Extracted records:
# # # # #

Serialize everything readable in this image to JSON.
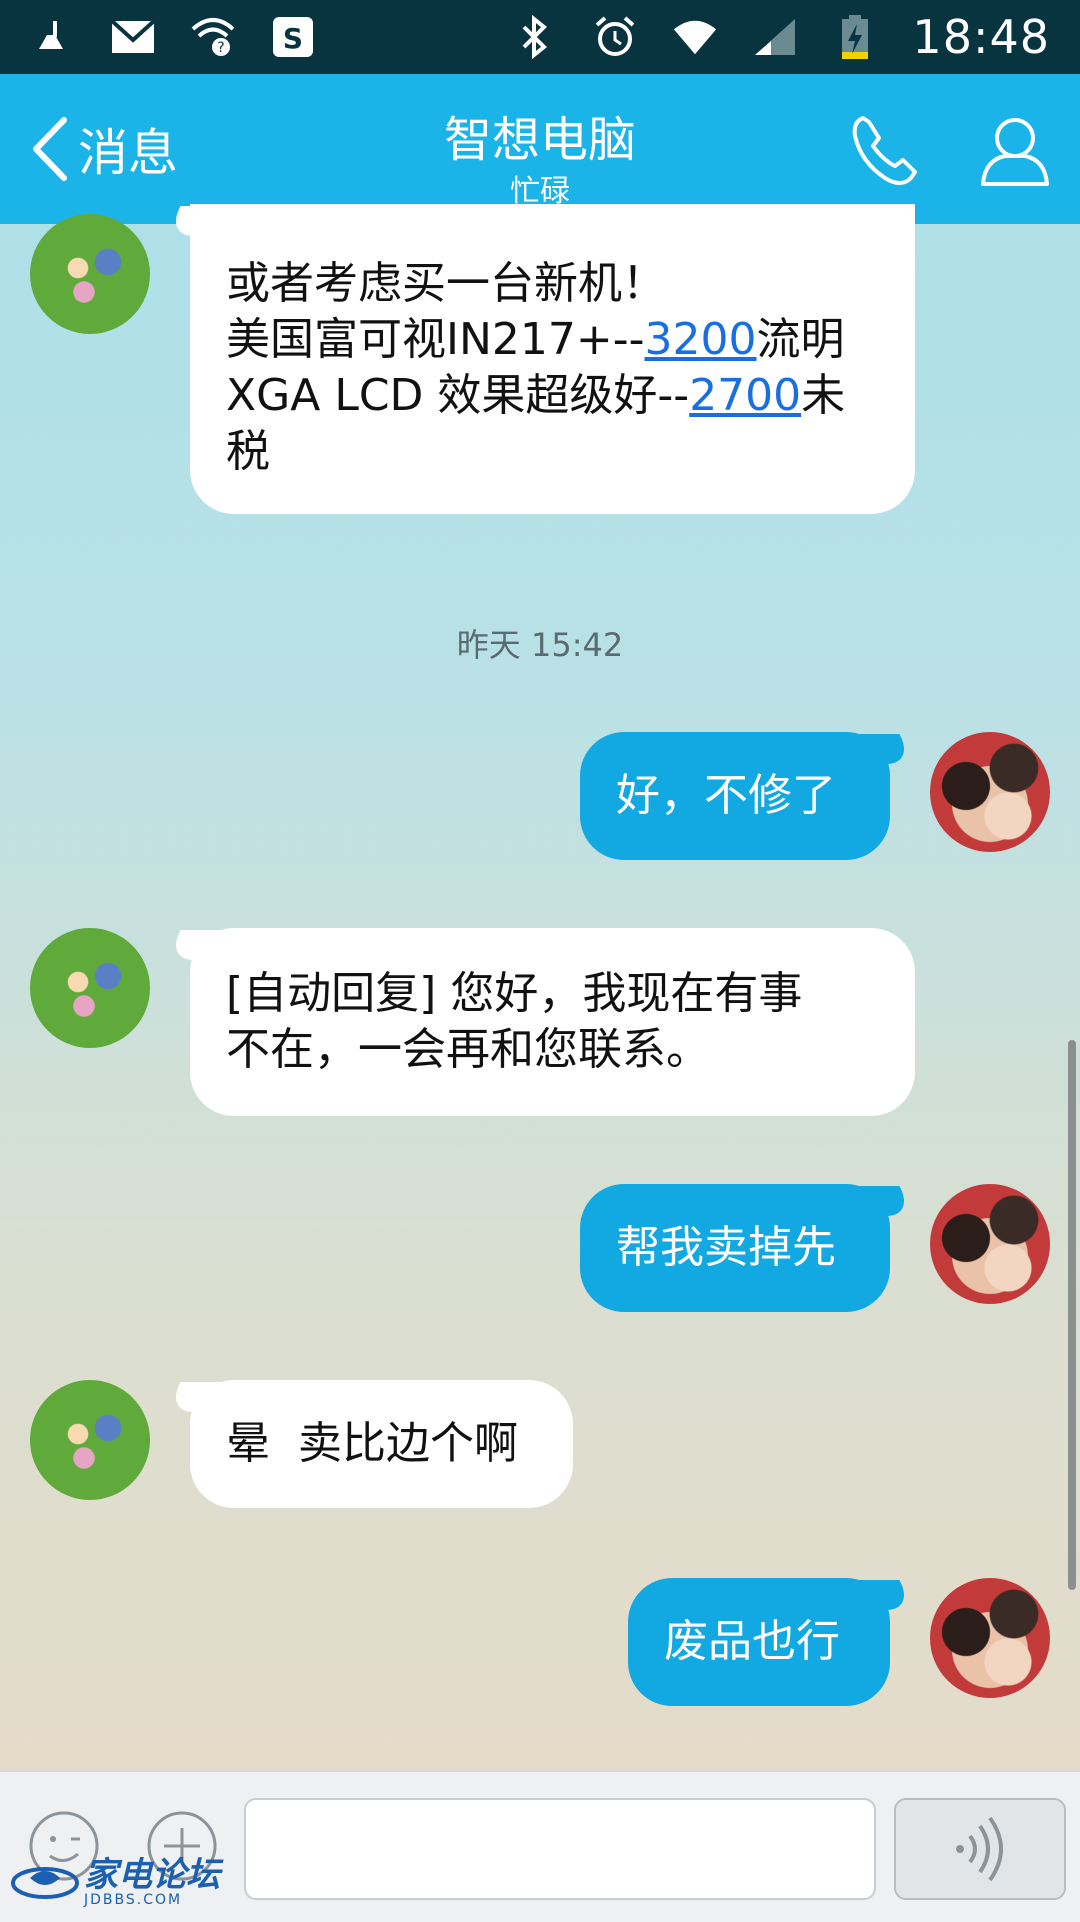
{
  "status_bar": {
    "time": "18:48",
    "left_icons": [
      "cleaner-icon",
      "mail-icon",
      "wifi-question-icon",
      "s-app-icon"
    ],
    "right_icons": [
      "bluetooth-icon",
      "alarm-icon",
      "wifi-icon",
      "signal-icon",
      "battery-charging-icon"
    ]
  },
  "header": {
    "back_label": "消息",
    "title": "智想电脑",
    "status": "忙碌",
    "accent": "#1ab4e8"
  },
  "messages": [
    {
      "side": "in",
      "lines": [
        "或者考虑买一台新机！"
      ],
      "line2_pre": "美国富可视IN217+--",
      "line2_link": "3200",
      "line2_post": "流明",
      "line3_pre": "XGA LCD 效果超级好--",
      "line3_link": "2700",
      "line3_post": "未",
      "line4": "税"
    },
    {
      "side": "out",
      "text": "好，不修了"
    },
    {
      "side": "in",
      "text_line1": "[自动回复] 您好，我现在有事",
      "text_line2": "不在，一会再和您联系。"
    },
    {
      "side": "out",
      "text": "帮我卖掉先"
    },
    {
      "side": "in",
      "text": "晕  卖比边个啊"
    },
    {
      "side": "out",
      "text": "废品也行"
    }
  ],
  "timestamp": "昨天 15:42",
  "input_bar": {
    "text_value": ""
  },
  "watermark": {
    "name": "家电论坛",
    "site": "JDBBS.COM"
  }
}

# # # # #

→ **Directions**: Set the data above down again exactly as given, with no pictures.

→ **Worked solution**:
Serialize everything readable in this image to JSON.
{
  "status_bar": {
    "time": "18:48",
    "left_icons": [
      "cleaner-icon",
      "mail-icon",
      "wifi-question-icon",
      "s-app-icon"
    ],
    "right_icons": [
      "bluetooth-icon",
      "alarm-icon",
      "wifi-icon",
      "signal-icon",
      "battery-charging-icon"
    ]
  },
  "header": {
    "back_label": "消息",
    "title": "智想电脑",
    "status": "忙碌",
    "accent": "#1ab4e8"
  },
  "messages": [
    {
      "side": "in",
      "lines": [
        "或者考虑买一台新机！"
      ],
      "line2_pre": "美国富可视IN217+--",
      "line2_link": "3200",
      "line2_post": "流明",
      "line3_pre": "XGA LCD 效果超级好--",
      "line3_link": "2700",
      "line3_post": "未",
      "line4": "税"
    },
    {
      "side": "out",
      "text": "好，不修了"
    },
    {
      "side": "in",
      "text_line1": "[自动回复] 您好，我现在有事",
      "text_line2": "不在，一会再和您联系。"
    },
    {
      "side": "out",
      "text": "帮我卖掉先"
    },
    {
      "side": "in",
      "text": "晕  卖比边个啊"
    },
    {
      "side": "out",
      "text": "废品也行"
    }
  ],
  "timestamp": "昨天 15:42",
  "input_bar": {
    "text_value": ""
  },
  "watermark": {
    "name": "家电论坛",
    "site": "JDBBS.COM"
  }
}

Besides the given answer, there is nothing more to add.